What the task asks. Scan the entries and tally the lines that include the string "기다린다는". Reply with the figure alone.

Dataset entries
* * * *

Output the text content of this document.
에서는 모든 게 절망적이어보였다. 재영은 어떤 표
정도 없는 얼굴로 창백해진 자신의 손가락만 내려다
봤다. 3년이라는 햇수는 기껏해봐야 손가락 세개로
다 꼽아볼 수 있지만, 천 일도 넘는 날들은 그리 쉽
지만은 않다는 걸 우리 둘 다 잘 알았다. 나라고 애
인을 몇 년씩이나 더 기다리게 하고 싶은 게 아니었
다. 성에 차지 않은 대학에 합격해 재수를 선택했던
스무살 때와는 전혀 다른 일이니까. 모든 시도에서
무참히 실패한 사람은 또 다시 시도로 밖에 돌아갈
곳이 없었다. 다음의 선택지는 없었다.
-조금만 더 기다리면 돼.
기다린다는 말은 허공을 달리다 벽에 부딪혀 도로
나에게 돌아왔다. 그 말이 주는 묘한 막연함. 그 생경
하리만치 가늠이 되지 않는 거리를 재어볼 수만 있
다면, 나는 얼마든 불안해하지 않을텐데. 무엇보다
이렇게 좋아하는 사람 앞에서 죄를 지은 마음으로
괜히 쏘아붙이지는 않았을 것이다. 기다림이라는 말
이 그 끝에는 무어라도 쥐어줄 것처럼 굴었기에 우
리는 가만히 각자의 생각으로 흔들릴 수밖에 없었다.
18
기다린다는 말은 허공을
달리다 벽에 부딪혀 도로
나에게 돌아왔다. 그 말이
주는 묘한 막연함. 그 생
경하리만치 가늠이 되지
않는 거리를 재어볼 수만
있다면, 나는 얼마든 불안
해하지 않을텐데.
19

* * * *

Exercise response. 2